TASK DIRECTIONS >>
List each line of the data in which the string "Falanqeynta" appears.

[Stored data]
________________________
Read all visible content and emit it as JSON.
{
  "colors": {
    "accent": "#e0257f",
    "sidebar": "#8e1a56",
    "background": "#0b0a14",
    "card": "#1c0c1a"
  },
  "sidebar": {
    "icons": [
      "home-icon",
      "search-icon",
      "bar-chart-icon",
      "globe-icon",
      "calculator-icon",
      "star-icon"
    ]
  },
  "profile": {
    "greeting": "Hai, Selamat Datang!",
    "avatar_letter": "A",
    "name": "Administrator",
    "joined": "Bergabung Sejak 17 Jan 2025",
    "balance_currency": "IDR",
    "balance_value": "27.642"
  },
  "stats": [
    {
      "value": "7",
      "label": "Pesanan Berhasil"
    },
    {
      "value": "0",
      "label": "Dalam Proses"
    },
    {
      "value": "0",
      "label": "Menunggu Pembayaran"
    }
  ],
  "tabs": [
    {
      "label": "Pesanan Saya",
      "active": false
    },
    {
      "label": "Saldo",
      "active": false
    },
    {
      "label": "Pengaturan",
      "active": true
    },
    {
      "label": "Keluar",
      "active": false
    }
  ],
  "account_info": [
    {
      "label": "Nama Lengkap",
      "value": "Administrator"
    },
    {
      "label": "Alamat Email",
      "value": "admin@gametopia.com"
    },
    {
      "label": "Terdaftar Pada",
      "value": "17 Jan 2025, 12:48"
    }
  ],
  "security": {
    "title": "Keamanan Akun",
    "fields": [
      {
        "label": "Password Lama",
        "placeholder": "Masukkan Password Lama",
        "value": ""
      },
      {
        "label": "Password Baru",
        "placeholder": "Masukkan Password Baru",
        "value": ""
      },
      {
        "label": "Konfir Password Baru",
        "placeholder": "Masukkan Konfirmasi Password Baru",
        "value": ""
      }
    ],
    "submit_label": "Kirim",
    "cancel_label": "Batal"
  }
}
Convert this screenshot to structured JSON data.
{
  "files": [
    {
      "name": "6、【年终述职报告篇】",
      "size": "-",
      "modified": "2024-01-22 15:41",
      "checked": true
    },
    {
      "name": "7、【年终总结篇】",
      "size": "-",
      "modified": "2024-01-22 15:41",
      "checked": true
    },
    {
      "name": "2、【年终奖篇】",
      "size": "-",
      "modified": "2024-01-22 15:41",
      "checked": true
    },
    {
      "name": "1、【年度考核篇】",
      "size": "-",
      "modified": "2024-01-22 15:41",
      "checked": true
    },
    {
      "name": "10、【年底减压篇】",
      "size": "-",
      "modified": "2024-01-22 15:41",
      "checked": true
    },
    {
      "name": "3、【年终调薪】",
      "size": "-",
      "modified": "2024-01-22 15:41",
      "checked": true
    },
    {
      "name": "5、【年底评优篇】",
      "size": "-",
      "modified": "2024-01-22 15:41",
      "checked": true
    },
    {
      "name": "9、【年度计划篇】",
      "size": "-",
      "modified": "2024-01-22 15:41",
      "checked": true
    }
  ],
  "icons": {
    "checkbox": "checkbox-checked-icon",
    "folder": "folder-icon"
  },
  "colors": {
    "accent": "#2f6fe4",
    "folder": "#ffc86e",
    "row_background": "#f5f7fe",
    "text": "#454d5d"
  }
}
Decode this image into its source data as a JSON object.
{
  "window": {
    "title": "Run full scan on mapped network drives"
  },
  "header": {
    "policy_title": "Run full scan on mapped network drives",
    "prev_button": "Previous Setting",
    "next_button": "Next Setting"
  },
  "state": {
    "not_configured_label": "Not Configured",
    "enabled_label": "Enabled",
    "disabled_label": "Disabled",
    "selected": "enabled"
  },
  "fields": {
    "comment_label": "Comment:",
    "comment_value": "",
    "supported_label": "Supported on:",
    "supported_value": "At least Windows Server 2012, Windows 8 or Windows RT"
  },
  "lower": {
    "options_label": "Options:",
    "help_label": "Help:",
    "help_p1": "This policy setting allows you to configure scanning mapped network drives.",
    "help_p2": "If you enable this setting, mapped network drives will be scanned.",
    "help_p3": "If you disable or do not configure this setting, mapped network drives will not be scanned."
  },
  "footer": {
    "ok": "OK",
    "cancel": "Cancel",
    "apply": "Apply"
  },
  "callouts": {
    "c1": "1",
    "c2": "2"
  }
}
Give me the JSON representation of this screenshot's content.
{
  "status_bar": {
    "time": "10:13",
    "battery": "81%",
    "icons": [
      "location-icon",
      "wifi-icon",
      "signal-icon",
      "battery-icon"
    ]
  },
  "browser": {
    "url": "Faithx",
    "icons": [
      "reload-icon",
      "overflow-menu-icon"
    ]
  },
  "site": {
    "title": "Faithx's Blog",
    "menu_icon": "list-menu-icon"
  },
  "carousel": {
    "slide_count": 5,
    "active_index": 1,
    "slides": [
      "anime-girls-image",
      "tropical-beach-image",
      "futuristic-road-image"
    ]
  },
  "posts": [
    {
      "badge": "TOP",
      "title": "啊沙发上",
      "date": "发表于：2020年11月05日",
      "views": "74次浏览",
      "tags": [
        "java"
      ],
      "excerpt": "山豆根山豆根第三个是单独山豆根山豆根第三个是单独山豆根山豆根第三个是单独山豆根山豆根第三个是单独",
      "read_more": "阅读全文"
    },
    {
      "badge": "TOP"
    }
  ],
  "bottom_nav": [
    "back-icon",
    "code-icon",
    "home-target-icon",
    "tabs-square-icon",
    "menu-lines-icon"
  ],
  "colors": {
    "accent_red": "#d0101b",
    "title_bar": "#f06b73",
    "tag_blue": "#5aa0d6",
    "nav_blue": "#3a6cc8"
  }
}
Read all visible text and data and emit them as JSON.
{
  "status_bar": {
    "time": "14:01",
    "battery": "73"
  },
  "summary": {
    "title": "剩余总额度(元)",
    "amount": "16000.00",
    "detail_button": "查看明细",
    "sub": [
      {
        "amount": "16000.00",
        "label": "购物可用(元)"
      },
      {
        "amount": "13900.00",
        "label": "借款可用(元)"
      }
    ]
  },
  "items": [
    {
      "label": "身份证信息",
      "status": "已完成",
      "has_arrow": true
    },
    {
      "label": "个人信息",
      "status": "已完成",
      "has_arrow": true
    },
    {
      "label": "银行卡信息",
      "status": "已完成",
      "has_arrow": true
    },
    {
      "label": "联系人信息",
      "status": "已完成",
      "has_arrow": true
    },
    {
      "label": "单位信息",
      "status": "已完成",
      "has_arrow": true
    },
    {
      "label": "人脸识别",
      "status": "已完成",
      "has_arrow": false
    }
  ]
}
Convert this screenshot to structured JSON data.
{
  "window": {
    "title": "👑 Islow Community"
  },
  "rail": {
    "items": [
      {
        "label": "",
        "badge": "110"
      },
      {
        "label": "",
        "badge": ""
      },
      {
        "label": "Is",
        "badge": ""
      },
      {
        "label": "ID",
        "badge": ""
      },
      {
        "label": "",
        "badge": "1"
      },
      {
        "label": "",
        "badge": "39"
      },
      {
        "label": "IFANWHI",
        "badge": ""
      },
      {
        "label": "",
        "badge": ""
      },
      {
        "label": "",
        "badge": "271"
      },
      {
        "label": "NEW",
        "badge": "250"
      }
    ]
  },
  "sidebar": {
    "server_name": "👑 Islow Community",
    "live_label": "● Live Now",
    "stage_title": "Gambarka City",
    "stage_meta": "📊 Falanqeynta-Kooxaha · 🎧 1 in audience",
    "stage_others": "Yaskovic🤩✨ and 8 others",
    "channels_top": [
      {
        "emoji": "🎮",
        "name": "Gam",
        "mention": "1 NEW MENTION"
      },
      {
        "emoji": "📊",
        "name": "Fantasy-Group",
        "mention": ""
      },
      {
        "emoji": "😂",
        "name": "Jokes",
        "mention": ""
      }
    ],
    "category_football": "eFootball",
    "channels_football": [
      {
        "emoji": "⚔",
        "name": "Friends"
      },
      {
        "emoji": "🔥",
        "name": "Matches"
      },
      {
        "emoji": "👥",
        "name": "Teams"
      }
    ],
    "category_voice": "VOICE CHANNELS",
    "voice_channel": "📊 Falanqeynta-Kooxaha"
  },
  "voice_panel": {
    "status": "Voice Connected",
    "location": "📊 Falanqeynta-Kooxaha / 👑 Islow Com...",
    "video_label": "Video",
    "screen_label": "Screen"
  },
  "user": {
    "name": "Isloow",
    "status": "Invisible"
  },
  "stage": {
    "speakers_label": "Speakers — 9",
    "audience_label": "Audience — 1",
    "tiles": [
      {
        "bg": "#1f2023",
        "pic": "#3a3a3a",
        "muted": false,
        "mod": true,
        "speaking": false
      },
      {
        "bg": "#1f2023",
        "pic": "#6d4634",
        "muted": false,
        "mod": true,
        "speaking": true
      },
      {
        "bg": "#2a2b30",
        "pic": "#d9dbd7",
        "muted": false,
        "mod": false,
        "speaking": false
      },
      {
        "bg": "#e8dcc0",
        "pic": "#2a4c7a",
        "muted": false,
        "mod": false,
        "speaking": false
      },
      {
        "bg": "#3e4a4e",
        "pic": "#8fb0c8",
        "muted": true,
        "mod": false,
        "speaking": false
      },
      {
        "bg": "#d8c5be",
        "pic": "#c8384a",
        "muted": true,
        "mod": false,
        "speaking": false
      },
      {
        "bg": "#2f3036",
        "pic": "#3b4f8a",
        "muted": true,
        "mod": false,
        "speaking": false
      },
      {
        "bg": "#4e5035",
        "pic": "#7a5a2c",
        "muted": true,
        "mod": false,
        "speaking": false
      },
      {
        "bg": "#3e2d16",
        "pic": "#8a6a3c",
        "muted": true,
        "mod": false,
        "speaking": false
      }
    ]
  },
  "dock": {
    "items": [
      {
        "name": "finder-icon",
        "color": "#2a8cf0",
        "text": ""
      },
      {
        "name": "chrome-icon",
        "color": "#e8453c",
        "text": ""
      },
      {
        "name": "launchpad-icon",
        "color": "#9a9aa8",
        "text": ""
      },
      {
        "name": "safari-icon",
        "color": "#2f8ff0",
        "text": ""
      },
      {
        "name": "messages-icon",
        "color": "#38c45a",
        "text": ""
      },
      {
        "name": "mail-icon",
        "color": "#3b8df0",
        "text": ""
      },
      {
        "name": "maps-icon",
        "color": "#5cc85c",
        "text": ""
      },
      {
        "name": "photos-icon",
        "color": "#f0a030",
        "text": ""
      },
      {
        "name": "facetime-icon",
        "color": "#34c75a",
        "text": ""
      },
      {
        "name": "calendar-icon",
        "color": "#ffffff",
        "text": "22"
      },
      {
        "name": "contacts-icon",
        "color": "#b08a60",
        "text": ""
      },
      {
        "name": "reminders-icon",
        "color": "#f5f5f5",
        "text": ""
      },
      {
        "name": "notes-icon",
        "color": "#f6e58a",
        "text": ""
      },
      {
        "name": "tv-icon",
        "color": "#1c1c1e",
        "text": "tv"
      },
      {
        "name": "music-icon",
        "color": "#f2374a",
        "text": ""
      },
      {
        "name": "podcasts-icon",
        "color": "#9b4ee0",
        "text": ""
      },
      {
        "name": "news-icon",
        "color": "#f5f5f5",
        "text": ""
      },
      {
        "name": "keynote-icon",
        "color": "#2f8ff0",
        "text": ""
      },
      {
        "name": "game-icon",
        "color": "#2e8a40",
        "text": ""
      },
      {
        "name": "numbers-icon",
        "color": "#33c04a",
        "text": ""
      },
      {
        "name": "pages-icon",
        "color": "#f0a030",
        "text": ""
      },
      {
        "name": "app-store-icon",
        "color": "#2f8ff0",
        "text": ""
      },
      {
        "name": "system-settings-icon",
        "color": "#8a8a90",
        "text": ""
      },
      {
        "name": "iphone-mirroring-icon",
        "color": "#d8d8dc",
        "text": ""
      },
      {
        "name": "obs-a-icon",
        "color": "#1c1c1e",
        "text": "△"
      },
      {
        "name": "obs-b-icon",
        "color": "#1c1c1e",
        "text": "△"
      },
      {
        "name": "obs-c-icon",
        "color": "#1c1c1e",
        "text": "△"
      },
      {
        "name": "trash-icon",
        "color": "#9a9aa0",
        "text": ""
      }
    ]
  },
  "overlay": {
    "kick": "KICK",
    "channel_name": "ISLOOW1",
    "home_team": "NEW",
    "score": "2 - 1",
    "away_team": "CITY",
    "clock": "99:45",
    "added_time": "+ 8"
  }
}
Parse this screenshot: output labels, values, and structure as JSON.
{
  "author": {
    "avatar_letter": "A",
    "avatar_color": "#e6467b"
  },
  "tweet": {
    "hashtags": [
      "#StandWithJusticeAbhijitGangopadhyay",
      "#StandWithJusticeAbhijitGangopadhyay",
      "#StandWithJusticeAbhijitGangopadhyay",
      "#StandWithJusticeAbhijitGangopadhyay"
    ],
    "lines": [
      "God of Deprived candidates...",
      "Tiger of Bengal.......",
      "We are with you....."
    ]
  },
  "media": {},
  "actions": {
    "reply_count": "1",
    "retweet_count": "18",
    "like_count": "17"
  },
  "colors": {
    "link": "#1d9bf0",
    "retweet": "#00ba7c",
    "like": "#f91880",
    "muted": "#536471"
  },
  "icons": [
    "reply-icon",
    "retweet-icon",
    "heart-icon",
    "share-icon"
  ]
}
________________________
RESULT FOR THIS EXERCISE >>
    "stage_meta": "📊 Falanqeynta-Kooxaha · 🎧 1 in audience",
    "voice_channel": "📊 Falanqeynta-Kooxaha"
    "location": "📊 Falanqeynta-Kooxaha / 👑 Islow Com...",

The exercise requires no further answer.